== EXERCISE INSTRUCTIONS ==
List every line in this data where the string "melalui" occurs.

== SUPPLIED INFORMATION ==
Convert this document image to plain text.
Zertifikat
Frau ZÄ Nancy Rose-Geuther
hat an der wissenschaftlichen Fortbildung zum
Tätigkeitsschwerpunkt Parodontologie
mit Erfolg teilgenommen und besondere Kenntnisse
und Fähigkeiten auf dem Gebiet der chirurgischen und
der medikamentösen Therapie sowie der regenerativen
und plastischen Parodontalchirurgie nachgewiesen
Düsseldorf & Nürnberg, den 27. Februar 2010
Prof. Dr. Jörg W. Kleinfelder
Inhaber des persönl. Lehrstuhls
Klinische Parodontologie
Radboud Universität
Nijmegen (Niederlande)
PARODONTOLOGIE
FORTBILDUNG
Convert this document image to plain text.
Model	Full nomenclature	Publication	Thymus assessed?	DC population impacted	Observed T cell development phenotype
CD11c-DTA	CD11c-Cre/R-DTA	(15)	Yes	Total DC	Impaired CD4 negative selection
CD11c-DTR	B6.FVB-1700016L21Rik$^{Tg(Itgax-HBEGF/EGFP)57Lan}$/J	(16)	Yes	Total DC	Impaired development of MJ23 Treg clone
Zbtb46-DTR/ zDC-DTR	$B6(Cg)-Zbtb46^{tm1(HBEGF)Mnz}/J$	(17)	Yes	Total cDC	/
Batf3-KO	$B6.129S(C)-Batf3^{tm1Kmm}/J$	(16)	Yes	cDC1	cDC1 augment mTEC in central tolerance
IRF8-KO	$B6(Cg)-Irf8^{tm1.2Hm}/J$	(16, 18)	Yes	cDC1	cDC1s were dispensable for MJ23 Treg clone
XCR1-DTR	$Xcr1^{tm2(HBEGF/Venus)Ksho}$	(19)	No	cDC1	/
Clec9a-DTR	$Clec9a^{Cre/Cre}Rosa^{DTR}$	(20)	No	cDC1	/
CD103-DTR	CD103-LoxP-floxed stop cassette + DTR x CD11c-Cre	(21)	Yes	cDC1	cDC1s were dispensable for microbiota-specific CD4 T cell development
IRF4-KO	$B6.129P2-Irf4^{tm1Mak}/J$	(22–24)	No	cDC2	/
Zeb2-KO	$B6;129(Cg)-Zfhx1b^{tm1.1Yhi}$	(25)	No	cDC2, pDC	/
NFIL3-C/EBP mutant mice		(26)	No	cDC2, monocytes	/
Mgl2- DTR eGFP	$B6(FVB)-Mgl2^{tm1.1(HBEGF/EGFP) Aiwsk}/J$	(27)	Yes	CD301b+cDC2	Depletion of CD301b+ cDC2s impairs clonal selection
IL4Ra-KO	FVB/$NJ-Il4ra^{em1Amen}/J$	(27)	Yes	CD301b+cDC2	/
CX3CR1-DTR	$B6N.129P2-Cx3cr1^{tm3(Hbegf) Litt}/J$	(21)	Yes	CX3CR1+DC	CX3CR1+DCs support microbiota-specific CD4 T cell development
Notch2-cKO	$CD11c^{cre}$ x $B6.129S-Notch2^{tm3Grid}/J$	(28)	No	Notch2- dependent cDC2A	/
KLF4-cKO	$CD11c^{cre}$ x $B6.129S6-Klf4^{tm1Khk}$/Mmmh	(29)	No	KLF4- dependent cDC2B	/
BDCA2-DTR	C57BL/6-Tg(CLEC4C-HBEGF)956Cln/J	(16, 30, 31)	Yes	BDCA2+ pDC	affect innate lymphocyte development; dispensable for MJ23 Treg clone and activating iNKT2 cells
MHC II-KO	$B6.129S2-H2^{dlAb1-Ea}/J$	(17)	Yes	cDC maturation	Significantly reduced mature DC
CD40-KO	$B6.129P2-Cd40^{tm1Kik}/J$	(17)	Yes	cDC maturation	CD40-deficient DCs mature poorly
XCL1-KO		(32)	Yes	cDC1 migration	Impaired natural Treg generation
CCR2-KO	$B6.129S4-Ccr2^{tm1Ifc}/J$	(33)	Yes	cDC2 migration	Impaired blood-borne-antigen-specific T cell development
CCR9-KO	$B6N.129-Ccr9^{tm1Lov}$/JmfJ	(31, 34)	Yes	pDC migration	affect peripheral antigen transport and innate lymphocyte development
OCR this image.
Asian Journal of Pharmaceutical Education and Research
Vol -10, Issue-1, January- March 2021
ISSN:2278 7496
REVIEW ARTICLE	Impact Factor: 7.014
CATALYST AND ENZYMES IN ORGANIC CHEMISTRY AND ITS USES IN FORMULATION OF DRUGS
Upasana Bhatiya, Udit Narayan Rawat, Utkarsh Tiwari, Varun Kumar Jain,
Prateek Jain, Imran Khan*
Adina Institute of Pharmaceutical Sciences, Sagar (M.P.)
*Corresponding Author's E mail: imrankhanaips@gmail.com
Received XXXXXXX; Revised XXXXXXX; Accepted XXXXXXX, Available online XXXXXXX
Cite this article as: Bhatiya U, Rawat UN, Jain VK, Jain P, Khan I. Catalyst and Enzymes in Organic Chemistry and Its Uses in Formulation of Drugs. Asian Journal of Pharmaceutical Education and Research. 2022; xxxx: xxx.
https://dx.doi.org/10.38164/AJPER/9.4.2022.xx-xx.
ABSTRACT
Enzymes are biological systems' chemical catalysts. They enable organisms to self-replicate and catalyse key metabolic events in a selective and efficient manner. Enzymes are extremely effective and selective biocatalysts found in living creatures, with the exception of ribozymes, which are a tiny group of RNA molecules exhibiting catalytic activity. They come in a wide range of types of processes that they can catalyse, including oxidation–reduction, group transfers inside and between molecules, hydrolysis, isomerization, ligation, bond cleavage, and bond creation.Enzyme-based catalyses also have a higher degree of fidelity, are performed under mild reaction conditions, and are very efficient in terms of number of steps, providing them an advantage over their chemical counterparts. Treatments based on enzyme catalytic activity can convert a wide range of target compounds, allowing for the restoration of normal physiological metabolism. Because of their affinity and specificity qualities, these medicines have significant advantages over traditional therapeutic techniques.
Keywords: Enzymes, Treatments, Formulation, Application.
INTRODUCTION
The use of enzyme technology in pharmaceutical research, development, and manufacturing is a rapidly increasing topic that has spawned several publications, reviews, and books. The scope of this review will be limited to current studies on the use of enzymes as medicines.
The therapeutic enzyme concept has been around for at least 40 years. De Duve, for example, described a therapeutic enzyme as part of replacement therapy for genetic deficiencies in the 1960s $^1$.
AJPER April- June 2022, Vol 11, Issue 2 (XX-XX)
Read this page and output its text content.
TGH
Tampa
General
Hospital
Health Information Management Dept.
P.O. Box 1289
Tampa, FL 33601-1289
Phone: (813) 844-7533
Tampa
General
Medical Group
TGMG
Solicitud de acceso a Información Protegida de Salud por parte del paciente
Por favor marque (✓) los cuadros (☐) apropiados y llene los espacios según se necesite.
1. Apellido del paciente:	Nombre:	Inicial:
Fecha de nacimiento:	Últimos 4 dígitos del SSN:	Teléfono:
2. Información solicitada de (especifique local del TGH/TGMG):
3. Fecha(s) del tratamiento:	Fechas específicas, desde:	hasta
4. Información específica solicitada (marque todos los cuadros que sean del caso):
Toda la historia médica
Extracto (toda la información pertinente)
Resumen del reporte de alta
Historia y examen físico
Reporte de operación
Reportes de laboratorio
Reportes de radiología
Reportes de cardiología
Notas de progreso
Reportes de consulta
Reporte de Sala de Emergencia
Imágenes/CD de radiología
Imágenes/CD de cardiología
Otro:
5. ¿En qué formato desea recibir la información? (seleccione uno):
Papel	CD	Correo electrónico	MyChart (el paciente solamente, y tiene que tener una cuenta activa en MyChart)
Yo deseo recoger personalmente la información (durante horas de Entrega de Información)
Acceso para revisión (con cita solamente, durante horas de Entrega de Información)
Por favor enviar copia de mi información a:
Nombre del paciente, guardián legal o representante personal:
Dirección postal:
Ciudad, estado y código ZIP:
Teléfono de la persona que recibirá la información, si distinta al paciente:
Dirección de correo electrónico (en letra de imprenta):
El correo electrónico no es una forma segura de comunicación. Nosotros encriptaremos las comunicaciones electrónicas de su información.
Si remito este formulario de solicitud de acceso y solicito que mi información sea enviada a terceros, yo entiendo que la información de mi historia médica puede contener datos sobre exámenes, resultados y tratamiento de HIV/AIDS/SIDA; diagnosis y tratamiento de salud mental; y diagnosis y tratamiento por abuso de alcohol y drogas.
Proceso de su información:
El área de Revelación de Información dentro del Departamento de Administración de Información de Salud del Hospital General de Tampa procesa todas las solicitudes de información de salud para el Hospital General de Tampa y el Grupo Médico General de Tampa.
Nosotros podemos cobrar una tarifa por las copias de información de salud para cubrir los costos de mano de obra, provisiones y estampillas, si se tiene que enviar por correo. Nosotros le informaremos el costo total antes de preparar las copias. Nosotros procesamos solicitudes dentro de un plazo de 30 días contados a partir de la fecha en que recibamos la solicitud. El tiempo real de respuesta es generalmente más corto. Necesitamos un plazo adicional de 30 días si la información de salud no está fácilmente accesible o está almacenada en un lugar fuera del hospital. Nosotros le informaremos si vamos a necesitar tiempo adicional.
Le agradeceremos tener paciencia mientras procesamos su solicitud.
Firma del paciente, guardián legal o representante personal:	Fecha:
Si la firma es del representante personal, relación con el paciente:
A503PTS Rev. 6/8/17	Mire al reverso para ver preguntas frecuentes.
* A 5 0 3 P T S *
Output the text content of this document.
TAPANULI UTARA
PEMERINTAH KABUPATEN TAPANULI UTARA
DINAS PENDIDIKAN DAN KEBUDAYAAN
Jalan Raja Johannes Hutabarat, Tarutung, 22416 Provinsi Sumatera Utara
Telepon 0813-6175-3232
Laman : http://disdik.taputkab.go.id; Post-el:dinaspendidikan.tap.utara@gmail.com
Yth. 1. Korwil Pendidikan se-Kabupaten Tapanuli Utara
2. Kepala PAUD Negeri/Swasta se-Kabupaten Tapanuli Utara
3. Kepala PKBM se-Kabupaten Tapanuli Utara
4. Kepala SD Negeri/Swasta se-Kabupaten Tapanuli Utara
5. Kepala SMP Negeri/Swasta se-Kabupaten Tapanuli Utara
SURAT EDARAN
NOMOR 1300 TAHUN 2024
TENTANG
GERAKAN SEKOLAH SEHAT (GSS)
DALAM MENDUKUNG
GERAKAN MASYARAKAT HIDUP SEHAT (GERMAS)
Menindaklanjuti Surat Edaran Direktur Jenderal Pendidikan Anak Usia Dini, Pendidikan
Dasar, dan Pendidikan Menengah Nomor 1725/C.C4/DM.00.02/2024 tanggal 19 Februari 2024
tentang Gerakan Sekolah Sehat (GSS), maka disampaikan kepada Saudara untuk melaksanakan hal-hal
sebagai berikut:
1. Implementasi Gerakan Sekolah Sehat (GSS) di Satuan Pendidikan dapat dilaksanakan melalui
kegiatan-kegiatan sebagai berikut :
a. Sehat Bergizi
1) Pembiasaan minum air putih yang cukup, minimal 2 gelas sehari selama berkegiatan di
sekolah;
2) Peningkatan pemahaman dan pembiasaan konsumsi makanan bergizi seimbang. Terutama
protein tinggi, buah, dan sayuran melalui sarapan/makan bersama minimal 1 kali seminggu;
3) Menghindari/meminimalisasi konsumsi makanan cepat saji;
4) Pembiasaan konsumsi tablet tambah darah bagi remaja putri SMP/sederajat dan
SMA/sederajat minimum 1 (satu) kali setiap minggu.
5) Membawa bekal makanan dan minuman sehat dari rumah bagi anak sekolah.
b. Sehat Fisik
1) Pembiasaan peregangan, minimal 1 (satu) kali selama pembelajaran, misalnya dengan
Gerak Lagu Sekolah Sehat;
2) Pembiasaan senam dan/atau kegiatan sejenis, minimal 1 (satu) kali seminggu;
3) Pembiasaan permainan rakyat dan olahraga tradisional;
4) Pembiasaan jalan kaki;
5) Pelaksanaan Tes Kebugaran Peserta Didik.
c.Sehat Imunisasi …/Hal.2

== REPLY ==
1. Implementasi Gerakan Sekolah Sehat (GSS) di Satuan Pendidikan dapat dilaksanakan melalui
protein tinggi, buah, dan sayuran melalui sarapan/makan bersama minimal 1 kali seminggu;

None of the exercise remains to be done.